Text passage:
2023-06-28

Attending: Josh Moore (JM), Sanket Verma (SV), Davis Bennett (DB), Ward Fisher (WF), Patty Fricke (PF), Jeremy Maitin-Shepard (JMS), Norman Rzepka (NR)

TL;DR:

We started the meeting by going around the table and asking what the last movie/TV show everyone watched was! Some excellent recommendations here.

PF asked about the ZEP0003 progress. SV has been working on a blog titled ‘Zarr vs HDF5’ and asked the community what they’d like to see in the blog. DB’s Pydantic-Zarr will be publicised shortly. WF shared the development at Unidata regarding NetCDF, and Zarr is one of the focus in the upcoming months.

Updates:

New blog post: https://zarr.dev/blog/zarr-talks/ 🎉

Meeting Minutes:

Introductions with the recent movie/tv show you watched 🍿🎬🥤
- SV: Black Mirror
- DB: A Room with a View
- WF: RRR
- JM: Heartstopper
- PF: Extraction 2
- NR: Lidia Poet
- JMS: John Wick Chapter 4
PF: ZEP0003 progress
- SV: Not a lot
- PF: reading in CSVs (each file a timepoint) with xarray
- JMS: previous use cases were looking to move chunk size over time (t=1 to begin; then later t>1)
- DB: delicate point – anticipating a change of the metadata. performing a rechunk live could be trickier. code samples would be useful.
- SV: Please ping in the discussion post to get involved
SV: Zarr vs. HDF5 blog post
- What would you like to have in there?
- WF: Audience conflate NetCDF and HDF5
  - They are not same data model
  - Storage layers - cloud ready - big and cool community
  - Zarr doesn’t need a server to run - lot of good momentum
  - There isn’t no implementation and it would be complex to come up with one
  - NetCDF and Zarr has straightforward API
  - HDF5 parallel support with the help of DOE funding
  - Supercomputer - Uses HDF5 based MPI
- DB: HDF5 has C implementation
  - Comparitively cheap to spin up implementations - maybe a bad thing?
  - Much more complicated to implement
  - Difficult to do massively HDF5 parallel writing
  - Zarr could have a HDF5 backend
- JMS: Key point - parallel write support
  - Single threaded - fetching chunks from a single thread
- WF: HPC/Supercomputing community almost exclusively using MPI
SV: DV: Pydantic-Zarr - ready to publicise it?
- DV: Wait, until I polish the readme
- DB: Any apetite for having this in Zarr-Python? May need to change the creation API
- JM: There are some PRs which should be merged first in order to introduce the Pydantic change into Zarr-Python - we don’t want you to wait on another PR
- DB: I think the code is computationaly cheap and it’d be easy to integrate it
JM: Looking forward for SciPy 2023 - if anyone around please come and meet us
WF: NetCDF roadmap
- Working on high-level roadmapping for 5+ year cycle
- Will be adopting V3 very soon

Written instruction 1: Can you reproduce, unchanged, the lines of the records starting with the line containing "1166, 90, 1254]" and going on through the line containing "1166, 475, 1254]", both included?

(Source data)
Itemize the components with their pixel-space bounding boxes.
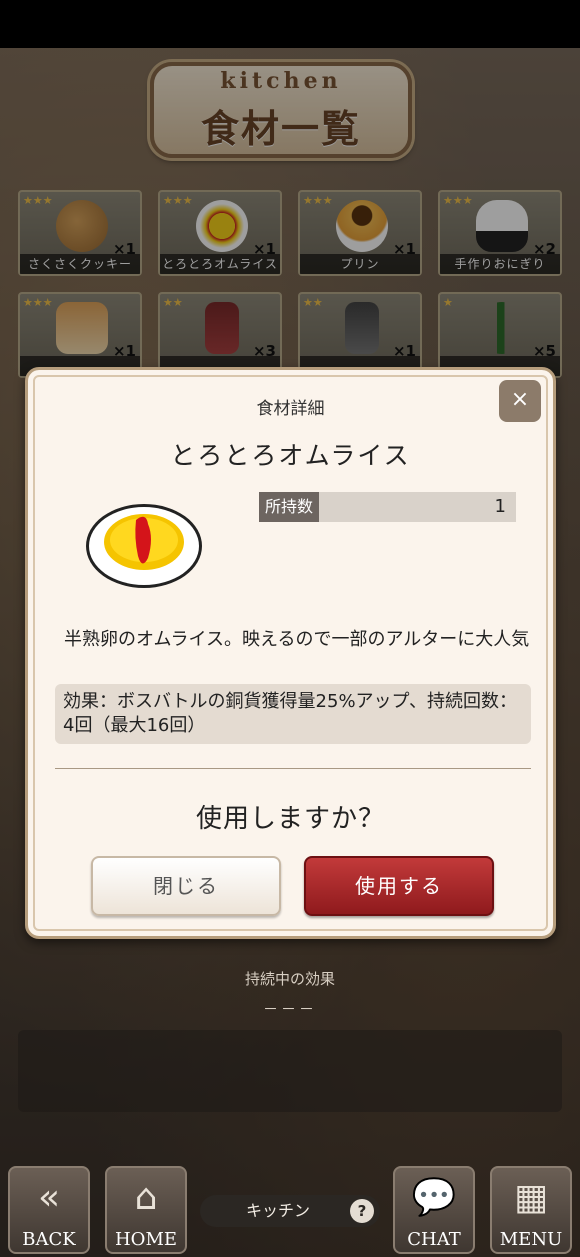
back-button[interactable]: « BACK	[8, 1166, 90, 1254]
ingredient-detail-dialog: 食材詳細 × とろとろオムライス 所持数 1 半熟卵のオムライス。映えるので一部…	[25, 367, 556, 939]
close-button[interactable]: 閉じる	[91, 856, 281, 916]
back-label: BACK	[22, 1229, 76, 1250]
chat-button[interactable]: 💬 CHAT	[393, 1166, 475, 1254]
use-button[interactable]: 使用する	[304, 856, 494, 916]
confirm-question: 使用しますか？	[195, 804, 385, 834]
omurice-icon	[86, 504, 202, 588]
double-chevron-left-icon: «	[37, 1177, 61, 1218]
owned-count-value: 1	[494, 496, 506, 517]
location-indicator: キッチン ?	[200, 1195, 380, 1227]
item-name: とろとろオムライス	[170, 441, 411, 470]
home-label: HOME	[114, 1229, 178, 1250]
owned-count-bar: 所持数 1	[259, 492, 516, 522]
menu-button[interactable]: ▦ MENU	[490, 1166, 572, 1254]
item-effect: 効果：ボスバトルの銅貨獲得量25%アップ、持続回数：4回（最大16回）	[55, 684, 531, 744]
help-icon[interactable]: ?	[350, 1199, 374, 1223]
active-effects-empty: －－－	[262, 1000, 317, 1018]
grid-menu-icon: ▦	[513, 1177, 548, 1218]
location-label: キッチン	[245, 1201, 310, 1220]
active-effects-heading: 持続中の効果	[244, 970, 335, 988]
chat-bubble-icon: 💬	[411, 1177, 457, 1218]
home-icon: ⌂	[134, 1177, 158, 1218]
status-bar	[0, 0, 580, 48]
dialog-title: 食材詳細	[256, 399, 325, 419]
item-description: 半熟卵のオムライス。映えるので一部のアルターに大人気	[64, 629, 530, 650]
close-icon[interactable]: ×	[499, 380, 541, 422]
home-button[interactable]: ⌂ HOME	[105, 1166, 187, 1254]
owned-count-label: 所持数	[259, 492, 319, 522]
menu-label: MENU	[499, 1229, 563, 1250]
active-effects-box	[18, 1030, 562, 1112]
divider	[55, 768, 531, 769]
chat-label: CHAT	[407, 1229, 461, 1250]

Written instruction 2: How would you sum up the meeting notes in two sentences?

Written response 1:
back-button[interactable]: « BACK	[8, 1166, 90, 1254]
ingredient-detail-dialog: 食材詳細 × とろとろオムライス 所持数 1 半熟卵のオムライス。映えるので一部…	[25, 367, 556, 939]
close-button[interactable]: 閉じる	[91, 856, 281, 916]
back-label: BACK	[22, 1229, 76, 1250]
chat-button[interactable]: 💬 CHAT	[393, 1166, 475, 1254]

Written response 2: The meeting opened with attendees naming the last movie or TV show they had watched, then covered ZEP0003 progress, SV's planned "Zarr vs HDF5" blog post (for which SV asked what the community would like to see), and DB's Pydantic-Zarr, which will be publicised shortly. WF shared Unidata's NetCDF development, with Zarr being one of the focus areas in the upcoming months.